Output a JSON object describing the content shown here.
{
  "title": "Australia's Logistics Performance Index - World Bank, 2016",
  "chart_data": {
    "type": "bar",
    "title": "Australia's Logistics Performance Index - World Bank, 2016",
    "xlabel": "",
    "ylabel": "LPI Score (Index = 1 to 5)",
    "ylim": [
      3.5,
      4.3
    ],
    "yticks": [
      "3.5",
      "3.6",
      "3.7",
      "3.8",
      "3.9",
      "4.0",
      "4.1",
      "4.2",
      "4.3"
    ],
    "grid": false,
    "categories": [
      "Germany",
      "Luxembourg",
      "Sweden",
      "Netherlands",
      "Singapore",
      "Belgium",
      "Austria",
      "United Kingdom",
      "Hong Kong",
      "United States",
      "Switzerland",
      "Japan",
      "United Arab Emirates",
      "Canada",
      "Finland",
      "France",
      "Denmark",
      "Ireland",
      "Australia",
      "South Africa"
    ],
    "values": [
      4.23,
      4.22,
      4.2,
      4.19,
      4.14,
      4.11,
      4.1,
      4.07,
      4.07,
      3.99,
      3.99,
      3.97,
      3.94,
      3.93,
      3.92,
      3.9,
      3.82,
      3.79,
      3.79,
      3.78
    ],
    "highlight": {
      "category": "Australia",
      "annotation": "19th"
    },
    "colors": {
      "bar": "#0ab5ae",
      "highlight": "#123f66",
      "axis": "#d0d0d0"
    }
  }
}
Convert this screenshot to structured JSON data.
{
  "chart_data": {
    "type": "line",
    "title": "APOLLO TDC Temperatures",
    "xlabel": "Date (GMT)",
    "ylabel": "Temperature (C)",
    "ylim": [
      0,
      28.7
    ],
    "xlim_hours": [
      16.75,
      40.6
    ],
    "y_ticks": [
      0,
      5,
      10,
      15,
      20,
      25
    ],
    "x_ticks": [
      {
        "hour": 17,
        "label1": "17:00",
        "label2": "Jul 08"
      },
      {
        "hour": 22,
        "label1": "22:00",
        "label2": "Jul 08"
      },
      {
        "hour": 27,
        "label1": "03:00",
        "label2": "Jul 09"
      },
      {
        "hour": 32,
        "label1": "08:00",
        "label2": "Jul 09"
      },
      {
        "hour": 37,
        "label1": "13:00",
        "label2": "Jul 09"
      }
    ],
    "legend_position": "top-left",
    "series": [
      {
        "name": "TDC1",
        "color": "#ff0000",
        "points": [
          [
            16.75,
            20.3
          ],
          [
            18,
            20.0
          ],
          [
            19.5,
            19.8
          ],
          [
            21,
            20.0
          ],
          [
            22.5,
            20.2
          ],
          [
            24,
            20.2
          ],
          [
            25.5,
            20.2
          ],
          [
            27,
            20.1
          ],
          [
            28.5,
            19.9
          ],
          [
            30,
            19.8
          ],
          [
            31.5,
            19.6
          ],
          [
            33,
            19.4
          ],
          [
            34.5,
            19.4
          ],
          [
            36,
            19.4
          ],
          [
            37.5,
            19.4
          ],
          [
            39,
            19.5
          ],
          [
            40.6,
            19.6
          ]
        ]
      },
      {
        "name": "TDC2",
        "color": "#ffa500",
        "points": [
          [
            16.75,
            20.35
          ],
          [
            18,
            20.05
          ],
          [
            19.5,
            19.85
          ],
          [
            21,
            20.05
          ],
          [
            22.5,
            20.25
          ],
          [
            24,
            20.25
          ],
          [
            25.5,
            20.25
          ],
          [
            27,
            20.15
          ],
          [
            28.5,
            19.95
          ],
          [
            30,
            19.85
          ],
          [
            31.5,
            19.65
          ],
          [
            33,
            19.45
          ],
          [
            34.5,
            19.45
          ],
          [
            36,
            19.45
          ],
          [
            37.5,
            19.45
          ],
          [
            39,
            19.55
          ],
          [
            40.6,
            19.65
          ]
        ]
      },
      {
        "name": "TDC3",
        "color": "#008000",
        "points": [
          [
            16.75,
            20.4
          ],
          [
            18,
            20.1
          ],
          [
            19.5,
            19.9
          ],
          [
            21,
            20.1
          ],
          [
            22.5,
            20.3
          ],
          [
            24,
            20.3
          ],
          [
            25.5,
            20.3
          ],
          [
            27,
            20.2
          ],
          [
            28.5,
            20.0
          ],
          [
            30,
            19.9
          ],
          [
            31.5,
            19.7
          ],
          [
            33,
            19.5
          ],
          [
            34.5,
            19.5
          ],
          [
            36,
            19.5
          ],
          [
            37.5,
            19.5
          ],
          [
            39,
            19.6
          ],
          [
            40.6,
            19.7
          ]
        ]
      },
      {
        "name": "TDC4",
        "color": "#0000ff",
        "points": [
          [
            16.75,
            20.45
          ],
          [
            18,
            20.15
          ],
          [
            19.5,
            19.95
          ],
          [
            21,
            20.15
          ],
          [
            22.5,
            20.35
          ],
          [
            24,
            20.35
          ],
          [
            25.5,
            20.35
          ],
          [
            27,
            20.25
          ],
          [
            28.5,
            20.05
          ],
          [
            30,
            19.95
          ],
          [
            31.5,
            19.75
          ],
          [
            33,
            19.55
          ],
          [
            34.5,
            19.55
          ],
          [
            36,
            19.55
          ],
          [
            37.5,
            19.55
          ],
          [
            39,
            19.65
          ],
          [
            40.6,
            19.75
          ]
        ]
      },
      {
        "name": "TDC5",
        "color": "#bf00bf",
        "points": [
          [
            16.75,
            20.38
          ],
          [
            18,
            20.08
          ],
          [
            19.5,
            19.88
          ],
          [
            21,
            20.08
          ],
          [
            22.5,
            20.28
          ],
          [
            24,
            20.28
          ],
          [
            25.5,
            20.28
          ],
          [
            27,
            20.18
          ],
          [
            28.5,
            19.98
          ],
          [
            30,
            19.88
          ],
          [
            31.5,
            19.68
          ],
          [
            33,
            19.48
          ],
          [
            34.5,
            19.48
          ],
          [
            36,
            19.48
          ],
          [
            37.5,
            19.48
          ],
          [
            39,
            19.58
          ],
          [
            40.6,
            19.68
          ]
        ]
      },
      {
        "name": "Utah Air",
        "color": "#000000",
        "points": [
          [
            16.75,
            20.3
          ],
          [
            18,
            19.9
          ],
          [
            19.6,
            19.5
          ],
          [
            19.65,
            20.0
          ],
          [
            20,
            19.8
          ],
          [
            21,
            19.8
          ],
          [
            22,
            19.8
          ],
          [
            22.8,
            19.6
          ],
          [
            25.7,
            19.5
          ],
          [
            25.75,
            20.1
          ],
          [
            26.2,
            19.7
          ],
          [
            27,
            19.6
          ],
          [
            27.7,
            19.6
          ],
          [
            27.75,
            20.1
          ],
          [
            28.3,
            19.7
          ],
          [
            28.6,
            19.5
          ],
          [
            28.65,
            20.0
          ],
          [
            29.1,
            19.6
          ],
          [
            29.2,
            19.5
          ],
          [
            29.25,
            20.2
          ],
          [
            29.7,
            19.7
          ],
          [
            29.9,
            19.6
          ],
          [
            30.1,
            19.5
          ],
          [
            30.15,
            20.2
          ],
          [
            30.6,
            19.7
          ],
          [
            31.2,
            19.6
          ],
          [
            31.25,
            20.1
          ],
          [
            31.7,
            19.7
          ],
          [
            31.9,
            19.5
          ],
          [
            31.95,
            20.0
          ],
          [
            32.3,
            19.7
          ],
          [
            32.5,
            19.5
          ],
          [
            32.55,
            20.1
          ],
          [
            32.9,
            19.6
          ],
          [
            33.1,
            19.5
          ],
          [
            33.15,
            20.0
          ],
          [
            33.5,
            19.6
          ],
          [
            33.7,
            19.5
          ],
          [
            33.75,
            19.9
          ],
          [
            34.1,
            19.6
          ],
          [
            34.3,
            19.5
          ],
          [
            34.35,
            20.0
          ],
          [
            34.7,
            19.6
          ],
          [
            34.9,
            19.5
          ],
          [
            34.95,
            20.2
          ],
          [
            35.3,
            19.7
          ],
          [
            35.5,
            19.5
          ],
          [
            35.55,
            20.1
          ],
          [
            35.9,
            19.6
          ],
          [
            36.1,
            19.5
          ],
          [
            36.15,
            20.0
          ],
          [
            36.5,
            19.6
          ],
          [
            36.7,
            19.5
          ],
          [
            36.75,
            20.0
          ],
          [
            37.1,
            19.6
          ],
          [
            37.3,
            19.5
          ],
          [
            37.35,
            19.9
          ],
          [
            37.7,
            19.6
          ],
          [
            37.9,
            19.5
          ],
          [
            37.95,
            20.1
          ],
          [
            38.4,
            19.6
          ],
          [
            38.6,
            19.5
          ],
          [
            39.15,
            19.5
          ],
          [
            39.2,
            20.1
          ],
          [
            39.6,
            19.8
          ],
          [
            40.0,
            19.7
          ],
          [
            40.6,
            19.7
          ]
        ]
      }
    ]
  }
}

- _Stated task_
Isolate the lines that hold the word "Logistics" and copy all of them.

- _Answer for this exercise_
  "title": "Australia's Logistics Performance Index - World Bank, 2016",
    "title": "Australia's Logistics Performance Index - World Bank, 2016",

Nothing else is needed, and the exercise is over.